Bounding box prediction data:
○ ○ ○

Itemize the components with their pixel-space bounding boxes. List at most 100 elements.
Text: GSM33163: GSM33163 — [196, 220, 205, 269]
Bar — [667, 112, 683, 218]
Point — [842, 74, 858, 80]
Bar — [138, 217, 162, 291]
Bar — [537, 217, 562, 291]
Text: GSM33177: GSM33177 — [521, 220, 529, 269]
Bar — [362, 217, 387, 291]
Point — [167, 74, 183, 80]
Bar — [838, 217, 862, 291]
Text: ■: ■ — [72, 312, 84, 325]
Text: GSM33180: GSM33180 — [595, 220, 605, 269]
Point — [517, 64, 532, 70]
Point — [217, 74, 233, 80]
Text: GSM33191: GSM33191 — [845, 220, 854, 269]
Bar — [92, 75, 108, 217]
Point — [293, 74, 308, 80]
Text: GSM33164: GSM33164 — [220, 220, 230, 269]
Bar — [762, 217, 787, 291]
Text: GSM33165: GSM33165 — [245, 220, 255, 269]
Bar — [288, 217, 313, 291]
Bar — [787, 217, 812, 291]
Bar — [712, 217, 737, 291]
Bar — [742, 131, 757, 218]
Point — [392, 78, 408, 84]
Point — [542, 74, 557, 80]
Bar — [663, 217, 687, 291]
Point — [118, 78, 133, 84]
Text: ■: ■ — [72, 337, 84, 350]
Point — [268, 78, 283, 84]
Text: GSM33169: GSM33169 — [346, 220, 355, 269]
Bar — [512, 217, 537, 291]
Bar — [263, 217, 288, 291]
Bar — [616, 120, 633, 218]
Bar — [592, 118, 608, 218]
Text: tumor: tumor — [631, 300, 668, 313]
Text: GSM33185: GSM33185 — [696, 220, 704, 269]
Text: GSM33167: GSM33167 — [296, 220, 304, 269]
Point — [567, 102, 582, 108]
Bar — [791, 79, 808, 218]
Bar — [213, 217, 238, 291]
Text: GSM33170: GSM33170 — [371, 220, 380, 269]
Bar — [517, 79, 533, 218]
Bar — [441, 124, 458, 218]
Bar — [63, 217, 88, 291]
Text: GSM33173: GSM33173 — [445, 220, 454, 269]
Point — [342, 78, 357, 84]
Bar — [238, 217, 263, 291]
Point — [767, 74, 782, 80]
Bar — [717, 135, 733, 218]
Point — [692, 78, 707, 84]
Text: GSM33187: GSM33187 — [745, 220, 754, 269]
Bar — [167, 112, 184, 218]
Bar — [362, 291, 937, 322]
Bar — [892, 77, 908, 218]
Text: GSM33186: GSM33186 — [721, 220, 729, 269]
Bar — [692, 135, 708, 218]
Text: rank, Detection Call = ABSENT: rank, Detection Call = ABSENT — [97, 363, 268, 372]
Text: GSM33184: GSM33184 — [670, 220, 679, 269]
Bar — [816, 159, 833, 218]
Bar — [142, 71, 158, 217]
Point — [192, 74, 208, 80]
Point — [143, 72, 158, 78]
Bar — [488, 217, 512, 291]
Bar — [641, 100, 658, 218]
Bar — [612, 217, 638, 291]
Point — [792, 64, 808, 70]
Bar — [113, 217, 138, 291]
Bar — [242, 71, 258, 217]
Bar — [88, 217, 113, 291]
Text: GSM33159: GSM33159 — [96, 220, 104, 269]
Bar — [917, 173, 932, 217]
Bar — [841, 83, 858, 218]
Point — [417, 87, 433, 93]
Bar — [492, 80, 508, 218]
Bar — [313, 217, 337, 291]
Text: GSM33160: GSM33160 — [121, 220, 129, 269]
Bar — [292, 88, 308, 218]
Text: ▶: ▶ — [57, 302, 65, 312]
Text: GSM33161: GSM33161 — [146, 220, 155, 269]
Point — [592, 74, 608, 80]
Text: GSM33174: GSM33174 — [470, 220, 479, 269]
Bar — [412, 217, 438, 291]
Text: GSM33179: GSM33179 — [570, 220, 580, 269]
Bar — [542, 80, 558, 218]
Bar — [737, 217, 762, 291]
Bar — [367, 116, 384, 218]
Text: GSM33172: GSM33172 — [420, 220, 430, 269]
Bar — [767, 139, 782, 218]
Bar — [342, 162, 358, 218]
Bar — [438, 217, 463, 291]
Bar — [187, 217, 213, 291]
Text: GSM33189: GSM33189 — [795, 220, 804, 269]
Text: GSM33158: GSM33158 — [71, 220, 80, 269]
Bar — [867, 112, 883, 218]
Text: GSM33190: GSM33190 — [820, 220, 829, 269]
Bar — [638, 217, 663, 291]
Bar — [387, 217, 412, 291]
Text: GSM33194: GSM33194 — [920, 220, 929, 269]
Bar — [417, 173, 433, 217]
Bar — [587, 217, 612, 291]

○ ○ ○

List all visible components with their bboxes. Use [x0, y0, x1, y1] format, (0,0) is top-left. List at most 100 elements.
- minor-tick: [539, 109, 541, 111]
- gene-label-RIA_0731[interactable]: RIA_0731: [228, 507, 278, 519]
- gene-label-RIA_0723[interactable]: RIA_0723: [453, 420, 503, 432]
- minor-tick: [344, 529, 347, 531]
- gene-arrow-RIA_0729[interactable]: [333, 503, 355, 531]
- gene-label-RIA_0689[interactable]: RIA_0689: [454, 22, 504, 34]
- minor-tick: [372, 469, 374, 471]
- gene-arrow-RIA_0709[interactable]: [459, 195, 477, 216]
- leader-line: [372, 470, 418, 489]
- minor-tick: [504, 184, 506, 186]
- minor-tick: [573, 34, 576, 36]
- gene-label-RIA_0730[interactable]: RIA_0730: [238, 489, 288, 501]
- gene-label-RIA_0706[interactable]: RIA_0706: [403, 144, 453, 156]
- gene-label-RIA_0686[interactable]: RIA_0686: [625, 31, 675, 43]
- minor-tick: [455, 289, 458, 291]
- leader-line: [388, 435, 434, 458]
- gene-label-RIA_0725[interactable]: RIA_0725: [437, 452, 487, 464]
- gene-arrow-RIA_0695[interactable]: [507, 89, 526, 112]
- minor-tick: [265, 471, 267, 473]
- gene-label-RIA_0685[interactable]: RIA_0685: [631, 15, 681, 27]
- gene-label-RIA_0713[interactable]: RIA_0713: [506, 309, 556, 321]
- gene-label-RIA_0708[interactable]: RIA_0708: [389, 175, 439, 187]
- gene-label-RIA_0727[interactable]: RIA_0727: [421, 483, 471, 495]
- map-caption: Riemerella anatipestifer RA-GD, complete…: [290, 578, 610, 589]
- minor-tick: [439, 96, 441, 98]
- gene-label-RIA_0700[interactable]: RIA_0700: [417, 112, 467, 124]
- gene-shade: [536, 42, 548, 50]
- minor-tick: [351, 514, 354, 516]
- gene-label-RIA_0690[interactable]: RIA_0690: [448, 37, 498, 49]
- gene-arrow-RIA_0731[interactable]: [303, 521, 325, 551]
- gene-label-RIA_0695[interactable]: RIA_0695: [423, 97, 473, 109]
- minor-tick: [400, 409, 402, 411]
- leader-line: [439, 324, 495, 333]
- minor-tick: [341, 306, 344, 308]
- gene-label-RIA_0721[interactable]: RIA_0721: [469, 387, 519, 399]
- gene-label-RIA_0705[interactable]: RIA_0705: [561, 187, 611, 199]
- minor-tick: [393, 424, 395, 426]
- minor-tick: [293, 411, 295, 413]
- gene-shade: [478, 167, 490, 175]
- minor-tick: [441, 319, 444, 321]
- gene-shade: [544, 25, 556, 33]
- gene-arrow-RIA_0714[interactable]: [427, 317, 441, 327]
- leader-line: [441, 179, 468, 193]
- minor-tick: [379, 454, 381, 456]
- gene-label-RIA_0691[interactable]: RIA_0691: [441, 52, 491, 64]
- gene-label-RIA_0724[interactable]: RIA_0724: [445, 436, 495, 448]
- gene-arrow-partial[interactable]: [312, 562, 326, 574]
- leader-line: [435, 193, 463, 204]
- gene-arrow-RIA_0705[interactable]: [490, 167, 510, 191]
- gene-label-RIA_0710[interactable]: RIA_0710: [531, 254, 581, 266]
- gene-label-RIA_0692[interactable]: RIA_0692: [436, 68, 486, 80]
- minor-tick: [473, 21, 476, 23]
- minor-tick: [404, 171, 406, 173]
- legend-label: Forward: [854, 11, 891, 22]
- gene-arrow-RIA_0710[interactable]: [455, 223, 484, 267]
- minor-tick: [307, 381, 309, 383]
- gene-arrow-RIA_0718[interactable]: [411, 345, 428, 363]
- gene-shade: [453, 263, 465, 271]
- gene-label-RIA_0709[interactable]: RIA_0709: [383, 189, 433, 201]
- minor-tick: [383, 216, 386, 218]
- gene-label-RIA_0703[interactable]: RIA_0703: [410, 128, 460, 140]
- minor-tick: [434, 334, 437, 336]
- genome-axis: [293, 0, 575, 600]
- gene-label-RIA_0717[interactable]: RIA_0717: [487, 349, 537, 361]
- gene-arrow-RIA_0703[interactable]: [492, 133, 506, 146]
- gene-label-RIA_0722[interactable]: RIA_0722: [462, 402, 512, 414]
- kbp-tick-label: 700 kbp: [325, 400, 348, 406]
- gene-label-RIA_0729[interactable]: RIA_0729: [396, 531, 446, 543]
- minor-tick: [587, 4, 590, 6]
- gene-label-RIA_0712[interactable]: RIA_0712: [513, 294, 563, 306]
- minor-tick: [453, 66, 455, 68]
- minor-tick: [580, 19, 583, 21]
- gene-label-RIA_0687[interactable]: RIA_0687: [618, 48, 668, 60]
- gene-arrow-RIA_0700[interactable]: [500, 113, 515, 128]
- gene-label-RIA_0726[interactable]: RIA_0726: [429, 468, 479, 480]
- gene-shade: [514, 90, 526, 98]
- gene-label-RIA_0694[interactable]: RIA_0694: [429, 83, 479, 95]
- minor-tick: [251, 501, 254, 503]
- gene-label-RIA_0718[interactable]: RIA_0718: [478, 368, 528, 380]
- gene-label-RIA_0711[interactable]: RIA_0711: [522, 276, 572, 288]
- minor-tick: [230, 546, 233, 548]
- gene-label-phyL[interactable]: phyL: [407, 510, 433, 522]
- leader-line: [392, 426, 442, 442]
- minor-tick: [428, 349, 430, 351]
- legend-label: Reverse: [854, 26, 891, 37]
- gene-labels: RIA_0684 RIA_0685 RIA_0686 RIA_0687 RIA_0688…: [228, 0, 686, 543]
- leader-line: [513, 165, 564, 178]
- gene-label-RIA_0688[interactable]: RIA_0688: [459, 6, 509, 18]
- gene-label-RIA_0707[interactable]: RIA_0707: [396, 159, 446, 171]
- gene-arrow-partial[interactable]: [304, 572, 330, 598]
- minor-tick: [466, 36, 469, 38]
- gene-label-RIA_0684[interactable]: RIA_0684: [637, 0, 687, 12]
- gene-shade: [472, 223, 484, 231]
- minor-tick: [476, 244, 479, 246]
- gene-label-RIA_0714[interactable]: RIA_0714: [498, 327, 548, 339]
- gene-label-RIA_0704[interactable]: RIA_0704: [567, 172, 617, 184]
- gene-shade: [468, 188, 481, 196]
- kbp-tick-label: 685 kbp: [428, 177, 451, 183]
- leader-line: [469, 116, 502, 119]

○ ○ ○

# Goal of the exercise
Throughout the data above, count the lines where the word "legend" occurs, and report that figure alone.

# Solution to the problem
2